EXERCISE REQUIREMENTS: Where a line contains the string "color", copy that line.

DATA ENTRIES:

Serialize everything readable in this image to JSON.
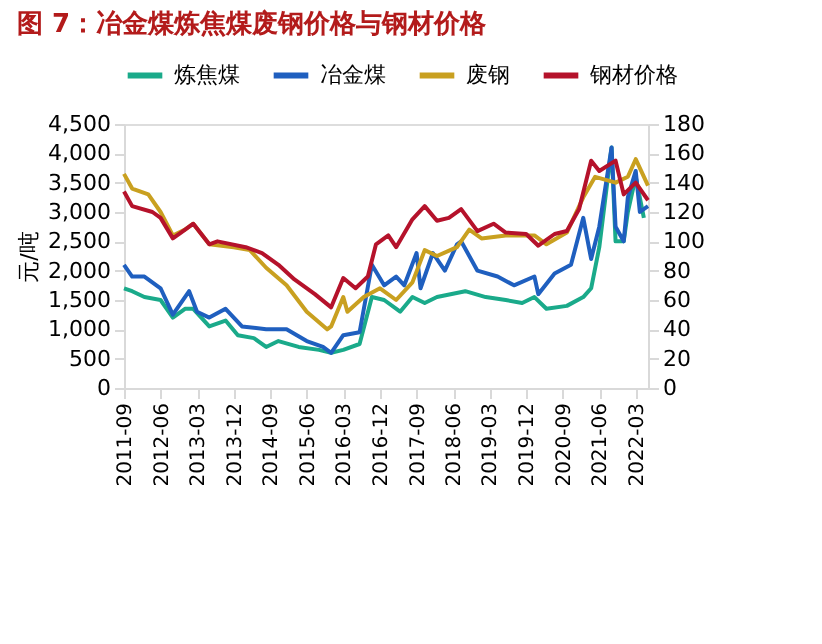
{
  "chart_data": {
    "type": "line",
    "title": "图 7：冶金煤炼焦煤废钢价格与钢材价格",
    "ylabel": "元/吨",
    "xlim": [
      "2011-09",
      "2022-06"
    ],
    "xticks": [
      "2011-09",
      "2012-06",
      "2013-03",
      "2013-12",
      "2014-09",
      "2015-06",
      "2016-03",
      "2016-12",
      "2017-09",
      "2018-06",
      "2019-03",
      "2019-12",
      "2020-09",
      "2021-06",
      "2022-03"
    ],
    "ylim": [
      0,
      4500
    ],
    "yticks": [
      0,
      500,
      {
        "value": 1000,
        "label": "1,000"
      },
      {
        "value": 1500,
        "label": "1,500"
      },
      {
        "value": 2000,
        "label": "2,000"
      },
      {
        "value": 2500,
        "label": "2,500"
      },
      {
        "value": 3000,
        "label": "3,000"
      },
      {
        "value": 3500,
        "label": "3,500"
      },
      {
        "value": 4000,
        "label": "4,000"
      },
      {
        "value": 4500,
        "label": "4,500"
      }
    ],
    "y2lim": [
      0,
      180
    ],
    "y2ticks": [
      0,
      20,
      40,
      60,
      80,
      100,
      120,
      140,
      160,
      180
    ],
    "legend": "top",
    "grid": false,
    "series": [
      {
        "name": "炼焦煤",
        "color": "#1aaa8a",
        "x": [
          "2011-09",
          "2011-11",
          "2012-02",
          "2012-06",
          "2012-09",
          "2012-12",
          "2013-02",
          "2013-06",
          "2013-10",
          "2014-01",
          "2014-05",
          "2014-08",
          "2014-11",
          "2015-04",
          "2015-09",
          "2015-12",
          "2016-03",
          "2016-07",
          "2016-10",
          "2017-01",
          "2017-05",
          "2017-08",
          "2017-11",
          "2018-02",
          "2018-09",
          "2019-02",
          "2019-07",
          "2019-11",
          "2020-02",
          "2020-05",
          "2020-10",
          "2021-02",
          "2021-04",
          "2021-06",
          "2021-09",
          "2021-10",
          "2021-12",
          "2022-01",
          "2022-03",
          "2022-05"
        ],
        "values": [
          1700,
          1650,
          1550,
          1500,
          1200,
          1350,
          1350,
          1050,
          1150,
          900,
          850,
          700,
          800,
          700,
          650,
          600,
          650,
          750,
          1550,
          1500,
          1300,
          1550,
          1450,
          1550,
          1650,
          1550,
          1500,
          1450,
          1550,
          1350,
          1400,
          1550,
          1700,
          2400,
          4100,
          2500,
          2500,
          3000,
          3600,
          2900
        ]
      },
      {
        "name": "冶金煤",
        "color": "#1f5fbf",
        "x": [
          "2011-09",
          "2011-11",
          "2012-02",
          "2012-06",
          "2012-09",
          "2012-11",
          "2013-01",
          "2013-03",
          "2013-06",
          "2013-10",
          "2014-02",
          "2014-08",
          "2015-01",
          "2015-06",
          "2015-10",
          "2015-12",
          "2016-03",
          "2016-07",
          "2016-10",
          "2017-01",
          "2017-04",
          "2017-06",
          "2017-09",
          "2017-10",
          "2018-01",
          "2018-04",
          "2018-07",
          "2018-08",
          "2018-12",
          "2019-05",
          "2019-09",
          "2020-02",
          "2020-03",
          "2020-07",
          "2020-11",
          "2021-02",
          "2021-04",
          "2021-06",
          "2021-09",
          "2021-10",
          "2021-12",
          "2022-01",
          "2022-03",
          "2022-04",
          "2022-06"
        ],
        "values": [
          2100,
          1900,
          1900,
          1700,
          1250,
          1450,
          1650,
          1300,
          1200,
          1350,
          1050,
          1000,
          1000,
          800,
          700,
          600,
          900,
          950,
          2100,
          1750,
          1900,
          1750,
          2300,
          1700,
          2300,
          2000,
          2450,
          2500,
          2000,
          1900,
          1750,
          1900,
          1600,
          1950,
          2100,
          2900,
          2200,
          2750,
          4100,
          2750,
          2500,
          3250,
          3700,
          3000,
          3100
        ]
      },
      {
        "name": "废钢",
        "color": "#c9a020",
        "x": [
          "2011-09",
          "2011-11",
          "2012-03",
          "2012-06",
          "2012-09",
          "2012-12",
          "2013-02",
          "2013-06",
          "2013-12",
          "2014-04",
          "2014-08",
          "2015-01",
          "2015-06",
          "2015-11",
          "2015-12",
          "2016-03",
          "2016-04",
          "2016-08",
          "2016-12",
          "2017-04",
          "2017-08",
          "2017-11",
          "2018-02",
          "2018-07",
          "2018-10",
          "2019-01",
          "2019-07",
          "2020-02",
          "2020-05",
          "2020-10",
          "2021-02",
          "2021-05",
          "2021-10",
          "2022-01",
          "2022-03",
          "2022-06"
        ],
        "values": [
          3650,
          3400,
          3300,
          3000,
          2600,
          2700,
          2800,
          2450,
          2400,
          2350,
          2050,
          1750,
          1300,
          1000,
          1050,
          1550,
          1300,
          1550,
          1700,
          1500,
          1800,
          2350,
          2250,
          2400,
          2700,
          2550,
          2600,
          2600,
          2450,
          2650,
          3250,
          3600,
          3500,
          3600,
          3900,
          3450
        ]
      },
      {
        "name": "钢材价格",
        "color": "#b5122b",
        "axis": "y2",
        "x": [
          "2011-09",
          "2011-11",
          "2012-04",
          "2012-06",
          "2012-09",
          "2012-11",
          "2013-02",
          "2013-06",
          "2013-08",
          "2014-03",
          "2014-07",
          "2014-11",
          "2015-03",
          "2015-08",
          "2015-12",
          "2016-03",
          "2016-06",
          "2016-09",
          "2016-11",
          "2017-02",
          "2017-04",
          "2017-08",
          "2017-11",
          "2018-02",
          "2018-05",
          "2018-08",
          "2018-12",
          "2019-04",
          "2019-07",
          "2019-12",
          "2020-03",
          "2020-07",
          "2020-10",
          "2021-01",
          "2021-04",
          "2021-06",
          "2021-10",
          "2021-12",
          "2022-03",
          "2022-06"
        ],
        "values": [
          134,
          124,
          120,
          116,
          102,
          106,
          112,
          98,
          100,
          96,
          92,
          84,
          74,
          64,
          55,
          75,
          68,
          76,
          98,
          104,
          96,
          115,
          124,
          114,
          116,
          122,
          107,
          112,
          106,
          105,
          97,
          105,
          107,
          122,
          155,
          148,
          155,
          132,
          140,
          128
        ]
      }
    ]
  }
}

WORKED SOLUTION:
        "color": "#1aaa8a",
        "color": "#1f5fbf",
        "color": "#c9a020",
        "color": "#b5122b",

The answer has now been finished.